Element boundary records:
════════════════════
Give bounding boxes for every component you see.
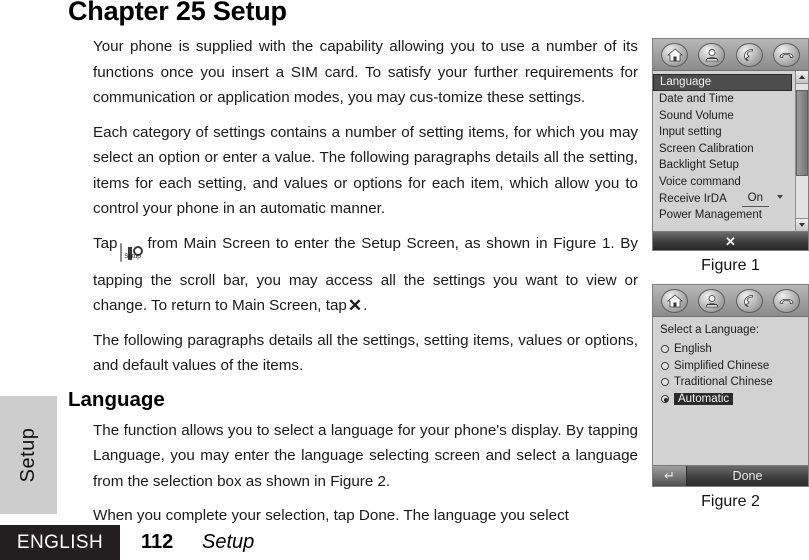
- paragraph-following: The following paragraphs details all the…: [93, 331, 638, 375]
- list-item-power-management[interactable]: Power Management: [653, 207, 795, 224]
- radio-option-simplified-chinese[interactable]: Simplified Chinese: [661, 358, 808, 375]
- radio-icon[interactable]: [661, 394, 669, 403]
- figure-1-caption: Figure 1: [701, 257, 760, 274]
- contacts-icon[interactable]: [698, 42, 726, 67]
- close-icon[interactable]: ✕: [725, 235, 736, 248]
- scroll-up-button[interactable]: [796, 71, 808, 84]
- radio-option-label: English: [674, 343, 712, 356]
- paragraph-language-done: When you complete your selection, tap Do…: [93, 507, 569, 524]
- figure-1: Language Date and Time Sound Volume Inpu…: [652, 38, 809, 275]
- list-item-label: Backlight Setup: [659, 159, 739, 172]
- list-item-sound-volume[interactable]: Sound Volume: [653, 108, 795, 125]
- chevron-down-icon: [799, 223, 805, 227]
- section-heading-language: Language: [68, 387, 165, 411]
- footer-section-name: Setup: [202, 531, 255, 553]
- end-call-icon[interactable]: [772, 42, 800, 67]
- device-screen-setup-list: Language Date and Time Sound Volume Inpu…: [652, 38, 809, 251]
- list-item-backlight-setup[interactable]: Backlight Setup: [653, 157, 795, 174]
- device-toolbar-1: [653, 39, 808, 71]
- scroll-down-button[interactable]: [796, 218, 808, 231]
- list-item-label: Screen Calibration: [659, 142, 754, 155]
- call-icon[interactable]: [735, 42, 763, 67]
- home-icon[interactable]: [661, 42, 689, 67]
- back-button[interactable]: ↵: [653, 466, 687, 486]
- paragraph-categories: Each category of settings contains a num…: [93, 123, 638, 218]
- device-screen-language-select: Select a Language: English Simplified Ch…: [652, 284, 809, 487]
- scrollbar[interactable]: [795, 71, 808, 231]
- contacts-icon[interactable]: [698, 288, 726, 313]
- list-item-label: Language: [660, 76, 712, 88]
- list-item-receive-irda[interactable]: Receive IrDA On: [653, 191, 795, 208]
- paragraph-intro: Your phone is supplied with the capabili…: [93, 38, 638, 106]
- setup-icon-caption: Setup: [124, 253, 141, 260]
- list-item-screen-calibration[interactable]: Screen Calibration: [653, 141, 795, 158]
- scrollbar-track[interactable]: [796, 84, 808, 218]
- list-item-label: Receive IrDA: [659, 192, 727, 205]
- device-list-body: Language Date and Time Sound Volume Inpu…: [653, 71, 808, 231]
- list-item-date-and-time[interactable]: Date and Time: [653, 91, 795, 108]
- list-item-voice-command[interactable]: Voice command: [653, 174, 795, 191]
- document-page: Setup Chapter 25 Setup Your phone is sup…: [0, 0, 809, 560]
- side-section-tab-label: Setup: [17, 427, 39, 483]
- paragraph-language-function: The function allows you to select a lang…: [93, 421, 638, 490]
- paragraph-tap-setup-lead: Tap: [93, 234, 118, 252]
- chevron-up-icon: [799, 75, 805, 79]
- radio-option-label: Automatic: [674, 392, 734, 405]
- call-icon[interactable]: [735, 288, 763, 313]
- figure-2: Select a Language: English Simplified Ch…: [652, 284, 809, 511]
- list-item-label: Input setting: [659, 126, 722, 139]
- back-arrow-icon: ↵: [664, 468, 675, 483]
- list-item-value[interactable]: On: [741, 191, 769, 207]
- figure-2-caption: Figure 2: [701, 493, 760, 510]
- close-icon: ✕: [347, 296, 363, 315]
- body-column: Your phone is supplied with the capabili…: [68, 34, 638, 529]
- list-item-label: Sound Volume: [659, 109, 734, 122]
- radio-option-automatic[interactable]: Automatic: [661, 391, 808, 408]
- device-bottom-bar-2: ↵ Done: [653, 465, 808, 486]
- radio-option-label: Traditional Chinese: [674, 376, 773, 389]
- chevron-down-icon[interactable]: [777, 194, 783, 199]
- radio-option-english[interactable]: English: [661, 341, 808, 358]
- list-item-input-setting[interactable]: Input setting: [653, 124, 795, 141]
- settings-list: Language Date and Time Sound Volume Inpu…: [653, 71, 795, 231]
- list-item-language[interactable]: Language: [653, 74, 792, 91]
- language-selection-body: Select a Language: English Simplified Ch…: [653, 317, 808, 465]
- scrollbar-thumb[interactable]: [796, 90, 808, 176]
- radio-icon[interactable]: [661, 345, 669, 354]
- list-item-label: Power Management: [659, 209, 762, 222]
- side-section-tab: Setup: [0, 396, 57, 514]
- radio-option-traditional-chinese[interactable]: Traditional Chinese: [661, 374, 808, 391]
- list-item-label: Voice command: [659, 175, 741, 188]
- footer-language-badge: ENGLISH: [0, 525, 120, 560]
- home-icon[interactable]: [661, 288, 689, 313]
- done-button-label: Done: [732, 469, 763, 483]
- select-language-prompt: Select a Language:: [660, 324, 760, 336]
- radio-option-label: Simplified Chinese: [674, 359, 770, 372]
- device-toolbar-2: [653, 285, 808, 317]
- paragraph-tap-setup: Tap Setup from Main Screen to enter the Se…: [93, 231, 638, 319]
- list-item-label: Date and Time: [659, 93, 734, 105]
- paragraph-tap-setup-end: .: [363, 297, 368, 314]
- page-title: Chapter 25 Setup: [68, 0, 287, 26]
- device-bottom-bar-1[interactable]: ✕: [653, 231, 808, 250]
- setup-icon: Setup: [119, 240, 146, 268]
- end-call-icon[interactable]: [772, 288, 800, 313]
- footer-page-number: 112: [141, 531, 174, 553]
- radio-icon[interactable]: [661, 361, 669, 370]
- done-button[interactable]: Done: [687, 466, 808, 486]
- radio-icon[interactable]: [661, 378, 669, 387]
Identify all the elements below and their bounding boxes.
════════════════════
Retype every line of all the items above without any change, omitting the pictures.

Response below:
Give bounding boxes for every component you see.
- paragraph-following: The following paragraphs details all the…: [93, 331, 638, 375]
- list-item-power-management[interactable]: Power Management: [653, 207, 795, 224]
- radio-option-simplified-chinese[interactable]: Simplified Chinese: [661, 358, 808, 375]
- radio-icon[interactable]: [661, 394, 669, 403]
- figure-1-caption: Figure 1: [701, 257, 760, 274]
- contacts-icon[interactable]: [698, 42, 726, 67]
- close-icon[interactable]: ✕: [725, 235, 736, 248]
- scroll-up-button[interactable]: [796, 71, 808, 84]
- radio-option-label: English: [674, 343, 712, 356]
- paragraph-language-done: When you complete your selection, tap Do…: [93, 507, 569, 524]
- figure-1: Language Date and Time Sound Volume Inpu…: [652, 38, 809, 275]
- list-item-label: Backlight Setup: [659, 159, 739, 172]
- list-item-sound-volume[interactable]: Sound Volume: [653, 108, 795, 125]
- chevron-down-icon: [799, 223, 805, 227]
- section-heading-language: Language: [68, 387, 165, 411]
- footer-section-name: Setup: [202, 531, 255, 553]
- end-call-icon[interactable]: [772, 42, 800, 67]
- device-screen-setup-list: Language Date and Time Sound Volume Inpu…: [652, 38, 809, 251]
- list-item-backlight-setup[interactable]: Backlight Setup: [653, 157, 795, 174]
- device-toolbar-1: [653, 39, 808, 71]
- scroll-down-button[interactable]: [796, 218, 808, 231]
- list-item-label: Screen Calibration: [659, 142, 754, 155]
- call-icon[interactable]: [735, 42, 763, 67]
- home-icon[interactable]: [661, 42, 689, 67]
- back-button[interactable]: ↵: [653, 466, 687, 486]
- paragraph-categories: Each category of settings contains a num…: [93, 123, 638, 218]
- device-screen-language-select: Select a Language: English Simplified Ch…: [652, 284, 809, 487]
- scrollbar[interactable]: [795, 71, 808, 231]
- contacts-icon[interactable]: [698, 288, 726, 313]
- list-item-label: Language: [660, 76, 712, 88]
- list-item-receive-irda[interactable]: Receive IrDA On: [653, 191, 795, 208]
- paragraph-intro: Your phone is supplied with the capabili…: [93, 38, 638, 106]
- setup-icon-caption: Setup: [124, 253, 141, 260]
- list-item-screen-calibration[interactable]: Screen Calibration: [653, 141, 795, 158]
- scrollbar-track[interactable]: [796, 84, 808, 218]
- list-item-label: Receive IrDA: [659, 192, 727, 205]
- device-list-body: Language Date and Time Sound Volume Inpu…: [653, 71, 808, 231]
- list-item-date-and-time[interactable]: Date and Time: [653, 91, 795, 108]
- list-item-voice-command[interactable]: Voice command: [653, 174, 795, 191]
- document-page: Setup Chapter 25 Setup Your phone is sup…: [0, 0, 809, 560]
- side-section-tab-label: Setup: [17, 427, 39, 483]
- paragraph-language-function: The function allows you to select a lang…: [93, 421, 638, 490]
- paragraph-tap-setup-lead: Tap: [93, 234, 118, 252]
- chevron-up-icon: [799, 75, 805, 79]
- radio-option-label: Automatic: [674, 392, 734, 405]
- call-icon[interactable]: [735, 288, 763, 313]
- figure-2: Select a Language: English Simplified Ch…: [652, 284, 809, 511]
- list-item-label: Input setting: [659, 126, 722, 139]
- back-arrow-icon: ↵: [664, 468, 675, 483]
- list-item-value[interactable]: On: [741, 191, 769, 207]
- figure-2-caption: Figure 2: [701, 493, 760, 510]
- close-icon: ✕: [347, 296, 363, 315]
- body-column: Your phone is supplied with the capabili…: [68, 34, 638, 529]
- list-item-label: Sound Volume: [659, 109, 734, 122]
- radio-option-automatic[interactable]: Automatic: [661, 391, 808, 408]
- device-bottom-bar-2: ↵ Done: [653, 465, 808, 486]
- radio-option-label: Traditional Chinese: [674, 376, 773, 389]
- chevron-down-icon[interactable]: [777, 194, 783, 199]
- radio-option-english[interactable]: English: [661, 341, 808, 358]
- list-item-input-setting[interactable]: Input setting: [653, 124, 795, 141]
- settings-list: Language Date and Time Sound Volume Inpu…: [653, 71, 795, 231]
- list-item-language[interactable]: Language: [653, 74, 792, 91]
- language-selection-body: Select a Language: English Simplified Ch…: [653, 317, 808, 465]
- scrollbar-thumb[interactable]: [796, 90, 808, 176]
- radio-icon[interactable]: [661, 345, 669, 354]
- list-item-label: Power Management: [659, 209, 762, 222]
- side-section-tab: Setup: [0, 396, 57, 514]
- radio-option-traditional-chinese[interactable]: Traditional Chinese: [661, 374, 808, 391]
- list-item-label: Voice command: [659, 175, 741, 188]
- footer-language-badge: ENGLISH: [0, 525, 120, 560]
- home-icon[interactable]: [661, 288, 689, 313]
- done-button-label: Done: [732, 469, 763, 483]
- select-language-prompt: Select a Language:: [660, 324, 760, 336]
- radio-option-label: Simplified Chinese: [674, 359, 770, 372]
- device-toolbar-2: [653, 285, 808, 317]
- paragraph-tap-setup: Tap Setup from Main Screen to enter the Se…: [93, 231, 638, 319]
- list-item-label: Date and Time: [659, 93, 734, 105]
- paragraph-tap-setup-end: .: [363, 297, 368, 314]
- page-title: Chapter 25 Setup: [68, 0, 287, 26]
- device-bottom-bar-1[interactable]: ✕: [653, 231, 808, 250]
- setup-icon: Setup: [119, 240, 146, 268]
- end-call-icon[interactable]: [772, 288, 800, 313]
- footer-page-number: 112: [141, 531, 174, 553]
- radio-icon[interactable]: [661, 361, 669, 370]
- done-button[interactable]: Done: [687, 466, 808, 486]
- radio-icon[interactable]: [661, 378, 669, 387]
Identify all the elements below and their bounding boxes.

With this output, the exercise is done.